Records from a data source:

----------------------------------------

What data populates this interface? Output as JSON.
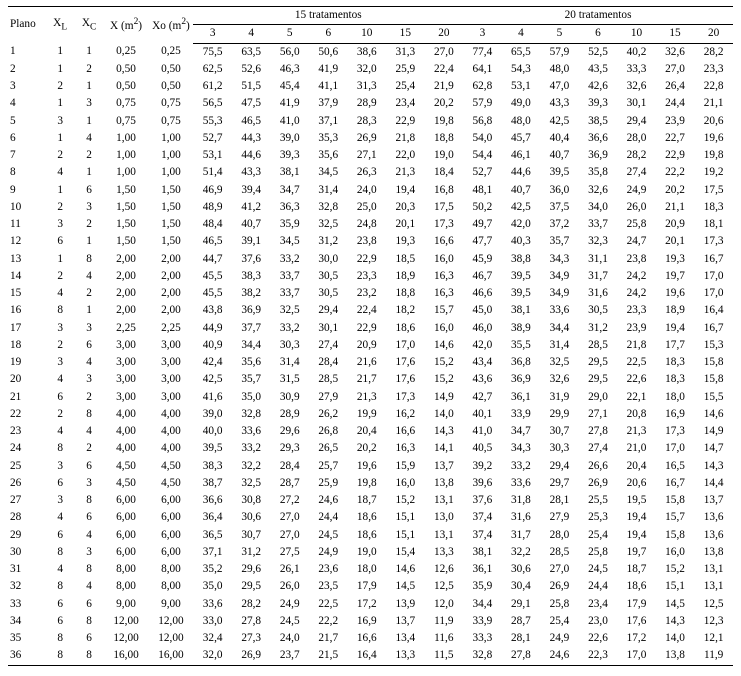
{
  "header": {
    "plano": "Plano",
    "xl": "X",
    "xl_sub": "L",
    "xc": "X",
    "xc_sub": "C",
    "xm": "X (m",
    "xm_sup": "2",
    "xm_tail": ")",
    "xo": "Xo (m",
    "xo_sup": "2",
    "xo_tail": ")",
    "g15": "15 tratamentos",
    "g20": "20 tratamentos",
    "sub": [
      "3",
      "4",
      "5",
      "6",
      "10",
      "15",
      "20",
      "3",
      "4",
      "5",
      "6",
      "10",
      "15",
      "20"
    ]
  },
  "rows": [
    {
      "plano": "1",
      "xl": "1",
      "xc": "1",
      "xm": "0,25",
      "xo": "0,25",
      "v": [
        "75,5",
        "63,5",
        "56,0",
        "50,6",
        "38,6",
        "31,3",
        "27,0",
        "77,4",
        "65,5",
        "57,9",
        "52,5",
        "40,2",
        "32,6",
        "28,2"
      ]
    },
    {
      "plano": "2",
      "xl": "1",
      "xc": "2",
      "xm": "0,50",
      "xo": "0,50",
      "v": [
        "62,5",
        "52,6",
        "46,3",
        "41,9",
        "32,0",
        "25,9",
        "22,4",
        "64,1",
        "54,3",
        "48,0",
        "43,5",
        "33,3",
        "27,0",
        "23,3"
      ]
    },
    {
      "plano": "3",
      "xl": "2",
      "xc": "1",
      "xm": "0,50",
      "xo": "0,50",
      "v": [
        "61,2",
        "51,5",
        "45,4",
        "41,1",
        "31,3",
        "25,4",
        "21,9",
        "62,8",
        "53,1",
        "47,0",
        "42,6",
        "32,6",
        "26,4",
        "22,8"
      ]
    },
    {
      "plano": "4",
      "xl": "1",
      "xc": "3",
      "xm": "0,75",
      "xo": "0,75",
      "v": [
        "56,5",
        "47,5",
        "41,9",
        "37,9",
        "28,9",
        "23,4",
        "20,2",
        "57,9",
        "49,0",
        "43,3",
        "39,3",
        "30,1",
        "24,4",
        "21,1"
      ]
    },
    {
      "plano": "5",
      "xl": "3",
      "xc": "1",
      "xm": "0,75",
      "xo": "0,75",
      "v": [
        "55,3",
        "46,5",
        "41,0",
        "37,1",
        "28,3",
        "22,9",
        "19,8",
        "56,8",
        "48,0",
        "42,5",
        "38,5",
        "29,4",
        "23,9",
        "20,6"
      ]
    },
    {
      "plano": "6",
      "xl": "1",
      "xc": "4",
      "xm": "1,00",
      "xo": "1,00",
      "v": [
        "52,7",
        "44,3",
        "39,0",
        "35,3",
        "26,9",
        "21,8",
        "18,8",
        "54,0",
        "45,7",
        "40,4",
        "36,6",
        "28,0",
        "22,7",
        "19,6"
      ]
    },
    {
      "plano": "7",
      "xl": "2",
      "xc": "2",
      "xm": "1,00",
      "xo": "1,00",
      "v": [
        "53,1",
        "44,6",
        "39,3",
        "35,6",
        "27,1",
        "22,0",
        "19,0",
        "54,4",
        "46,1",
        "40,7",
        "36,9",
        "28,2",
        "22,9",
        "19,8"
      ]
    },
    {
      "plano": "8",
      "xl": "4",
      "xc": "1",
      "xm": "1,00",
      "xo": "1,00",
      "v": [
        "51,4",
        "43,3",
        "38,1",
        "34,5",
        "26,3",
        "21,3",
        "18,4",
        "52,7",
        "44,6",
        "39,5",
        "35,8",
        "27,4",
        "22,2",
        "19,2"
      ]
    },
    {
      "plano": "9",
      "xl": "1",
      "xc": "6",
      "xm": "1,50",
      "xo": "1,50",
      "v": [
        "46,9",
        "39,4",
        "34,7",
        "31,4",
        "24,0",
        "19,4",
        "16,8",
        "48,1",
        "40,7",
        "36,0",
        "32,6",
        "24,9",
        "20,2",
        "17,5"
      ]
    },
    {
      "plano": "10",
      "xl": "2",
      "xc": "3",
      "xm": "1,50",
      "xo": "1,50",
      "v": [
        "48,9",
        "41,2",
        "36,3",
        "32,8",
        "25,0",
        "20,3",
        "17,5",
        "50,2",
        "42,5",
        "37,5",
        "34,0",
        "26,0",
        "21,1",
        "18,3"
      ]
    },
    {
      "plano": "11",
      "xl": "3",
      "xc": "2",
      "xm": "1,50",
      "xo": "1,50",
      "v": [
        "48,4",
        "40,7",
        "35,9",
        "32,5",
        "24,8",
        "20,1",
        "17,3",
        "49,7",
        "42,0",
        "37,2",
        "33,7",
        "25,8",
        "20,9",
        "18,1"
      ]
    },
    {
      "plano": "12",
      "xl": "6",
      "xc": "1",
      "xm": "1,50",
      "xo": "1,50",
      "v": [
        "46,5",
        "39,1",
        "34,5",
        "31,2",
        "23,8",
        "19,3",
        "16,6",
        "47,7",
        "40,3",
        "35,7",
        "32,3",
        "24,7",
        "20,1",
        "17,3"
      ]
    },
    {
      "plano": "13",
      "xl": "1",
      "xc": "8",
      "xm": "2,00",
      "xo": "2,00",
      "v": [
        "44,7",
        "37,6",
        "33,2",
        "30,0",
        "22,9",
        "18,5",
        "16,0",
        "45,9",
        "38,8",
        "34,3",
        "31,1",
        "23,8",
        "19,3",
        "16,7"
      ]
    },
    {
      "plano": "14",
      "xl": "2",
      "xc": "4",
      "xm": "2,00",
      "xo": "2,00",
      "v": [
        "45,5",
        "38,3",
        "33,7",
        "30,5",
        "23,3",
        "18,9",
        "16,3",
        "46,7",
        "39,5",
        "34,9",
        "31,7",
        "24,2",
        "19,7",
        "17,0"
      ]
    },
    {
      "plano": "15",
      "xl": "4",
      "xc": "2",
      "xm": "2,00",
      "xo": "2,00",
      "v": [
        "45,5",
        "38,2",
        "33,7",
        "30,5",
        "23,2",
        "18,8",
        "16,3",
        "46,6",
        "39,5",
        "34,9",
        "31,6",
        "24,2",
        "19,6",
        "17,0"
      ]
    },
    {
      "plano": "16",
      "xl": "8",
      "xc": "1",
      "xm": "2,00",
      "xo": "2,00",
      "v": [
        "43,8",
        "36,9",
        "32,5",
        "29,4",
        "22,4",
        "18,2",
        "15,7",
        "45,0",
        "38,1",
        "33,6",
        "30,5",
        "23,3",
        "18,9",
        "16,4"
      ]
    },
    {
      "plano": "17",
      "xl": "3",
      "xc": "3",
      "xm": "2,25",
      "xo": "2,25",
      "v": [
        "44,9",
        "37,7",
        "33,2",
        "30,1",
        "22,9",
        "18,6",
        "16,0",
        "46,0",
        "38,9",
        "34,4",
        "31,2",
        "23,9",
        "19,4",
        "16,7"
      ]
    },
    {
      "plano": "18",
      "xl": "2",
      "xc": "6",
      "xm": "3,00",
      "xo": "3,00",
      "v": [
        "40,9",
        "34,4",
        "30,3",
        "27,4",
        "20,9",
        "17,0",
        "14,6",
        "42,0",
        "35,5",
        "31,4",
        "28,5",
        "21,8",
        "17,7",
        "15,3"
      ]
    },
    {
      "plano": "19",
      "xl": "3",
      "xc": "4",
      "xm": "3,00",
      "xo": "3,00",
      "v": [
        "42,4",
        "35,6",
        "31,4",
        "28,4",
        "21,6",
        "17,6",
        "15,2",
        "43,4",
        "36,8",
        "32,5",
        "29,5",
        "22,5",
        "18,3",
        "15,8"
      ]
    },
    {
      "plano": "20",
      "xl": "4",
      "xc": "3",
      "xm": "3,00",
      "xo": "3,00",
      "v": [
        "42,5",
        "35,7",
        "31,5",
        "28,5",
        "21,7",
        "17,6",
        "15,2",
        "43,6",
        "36,9",
        "32,6",
        "29,5",
        "22,6",
        "18,3",
        "15,8"
      ]
    },
    {
      "plano": "21",
      "xl": "6",
      "xc": "2",
      "xm": "3,00",
      "xo": "3,00",
      "v": [
        "41,6",
        "35,0",
        "30,9",
        "27,9",
        "21,3",
        "17,3",
        "14,9",
        "42,7",
        "36,1",
        "31,9",
        "29,0",
        "22,1",
        "18,0",
        "15,5"
      ]
    },
    {
      "plano": "22",
      "xl": "2",
      "xc": "8",
      "xm": "4,00",
      "xo": "4,00",
      "v": [
        "39,0",
        "32,8",
        "28,9",
        "26,2",
        "19,9",
        "16,2",
        "14,0",
        "40,1",
        "33,9",
        "29,9",
        "27,1",
        "20,8",
        "16,9",
        "14,6"
      ]
    },
    {
      "plano": "23",
      "xl": "4",
      "xc": "4",
      "xm": "4,00",
      "xo": "4,00",
      "v": [
        "40,0",
        "33,6",
        "29,6",
        "26,8",
        "20,4",
        "16,6",
        "14,3",
        "41,0",
        "34,7",
        "30,7",
        "27,8",
        "21,3",
        "17,3",
        "14,9"
      ]
    },
    {
      "plano": "24",
      "xl": "8",
      "xc": "2",
      "xm": "4,00",
      "xo": "4,00",
      "v": [
        "39,5",
        "33,2",
        "29,3",
        "26,5",
        "20,2",
        "16,3",
        "14,1",
        "40,5",
        "34,3",
        "30,3",
        "27,4",
        "21,0",
        "17,0",
        "14,7"
      ]
    },
    {
      "plano": "25",
      "xl": "3",
      "xc": "6",
      "xm": "4,50",
      "xo": "4,50",
      "v": [
        "38,3",
        "32,2",
        "28,4",
        "25,7",
        "19,6",
        "15,9",
        "13,7",
        "39,2",
        "33,2",
        "29,4",
        "26,6",
        "20,4",
        "16,5",
        "14,3"
      ]
    },
    {
      "plano": "26",
      "xl": "6",
      "xc": "3",
      "xm": "4,50",
      "xo": "4,50",
      "v": [
        "38,7",
        "32,5",
        "28,7",
        "25,9",
        "19,8",
        "16,0",
        "13,8",
        "39,6",
        "33,6",
        "29,7",
        "26,9",
        "20,6",
        "16,7",
        "14,4"
      ]
    },
    {
      "plano": "27",
      "xl": "3",
      "xc": "8",
      "xm": "6,00",
      "xo": "6,00",
      "v": [
        "36,6",
        "30,8",
        "27,2",
        "24,6",
        "18,7",
        "15,2",
        "13,1",
        "37,6",
        "31,8",
        "28,1",
        "25,5",
        "19,5",
        "15,8",
        "13,7"
      ]
    },
    {
      "plano": "28",
      "xl": "4",
      "xc": "6",
      "xm": "6,00",
      "xo": "6,00",
      "v": [
        "36,4",
        "30,6",
        "27,0",
        "24,4",
        "18,6",
        "15,1",
        "13,0",
        "37,4",
        "31,6",
        "27,9",
        "25,3",
        "19,4",
        "15,7",
        "13,6"
      ]
    },
    {
      "plano": "29",
      "xl": "6",
      "xc": "4",
      "xm": "6,00",
      "xo": "6,00",
      "v": [
        "36,5",
        "30,7",
        "27,0",
        "24,5",
        "18,6",
        "15,1",
        "13,1",
        "37,4",
        "31,7",
        "28,0",
        "25,4",
        "19,4",
        "15,8",
        "13,6"
      ]
    },
    {
      "plano": "30",
      "xl": "8",
      "xc": "3",
      "xm": "6,00",
      "xo": "6,00",
      "v": [
        "37,1",
        "31,2",
        "27,5",
        "24,9",
        "19,0",
        "15,4",
        "13,3",
        "38,1",
        "32,2",
        "28,5",
        "25,8",
        "19,7",
        "16,0",
        "13,8"
      ]
    },
    {
      "plano": "31",
      "xl": "4",
      "xc": "8",
      "xm": "8,00",
      "xo": "8,00",
      "v": [
        "35,2",
        "29,6",
        "26,1",
        "23,6",
        "18,0",
        "14,6",
        "12,6",
        "36,1",
        "30,6",
        "27,0",
        "24,5",
        "18,7",
        "15,2",
        "13,1"
      ]
    },
    {
      "plano": "32",
      "xl": "8",
      "xc": "4",
      "xm": "8,00",
      "xo": "8,00",
      "v": [
        "35,0",
        "29,5",
        "26,0",
        "23,5",
        "17,9",
        "14,5",
        "12,5",
        "35,9",
        "30,4",
        "26,9",
        "24,4",
        "18,6",
        "15,1",
        "13,1"
      ]
    },
    {
      "plano": "33",
      "xl": "6",
      "xc": "6",
      "xm": "9,00",
      "xo": "9,00",
      "v": [
        "33,6",
        "28,2",
        "24,9",
        "22,5",
        "17,2",
        "13,9",
        "12,0",
        "34,4",
        "29,1",
        "25,8",
        "23,4",
        "17,9",
        "14,5",
        "12,5"
      ]
    },
    {
      "plano": "34",
      "xl": "6",
      "xc": "8",
      "xm": "12,00",
      "xo": "12,00",
      "v": [
        "33,0",
        "27,8",
        "24,5",
        "22,2",
        "16,9",
        "13,7",
        "11,9",
        "33,9",
        "28,7",
        "25,4",
        "23,0",
        "17,6",
        "14,3",
        "12,3"
      ]
    },
    {
      "plano": "35",
      "xl": "8",
      "xc": "6",
      "xm": "12,00",
      "xo": "12,00",
      "v": [
        "32,4",
        "27,3",
        "24,0",
        "21,7",
        "16,6",
        "13,4",
        "11,6",
        "33,3",
        "28,1",
        "24,9",
        "22,6",
        "17,2",
        "14,0",
        "12,1"
      ]
    },
    {
      "plano": "36",
      "xl": "8",
      "xc": "8",
      "xm": "16,00",
      "xo": "16,00",
      "v": [
        "32,0",
        "26,9",
        "23,7",
        "21,5",
        "16,4",
        "13,3",
        "11,5",
        "32,8",
        "27,8",
        "24,6",
        "22,3",
        "17,0",
        "13,8",
        "11,9"
      ]
    }
  ]
}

----------------------------------------

# Task statement:
Select and copy each line from the data that includes the word "tratamentos".

# Correct response:
    "g15": "15 tratamentos",
    "g20": "20 tratamentos",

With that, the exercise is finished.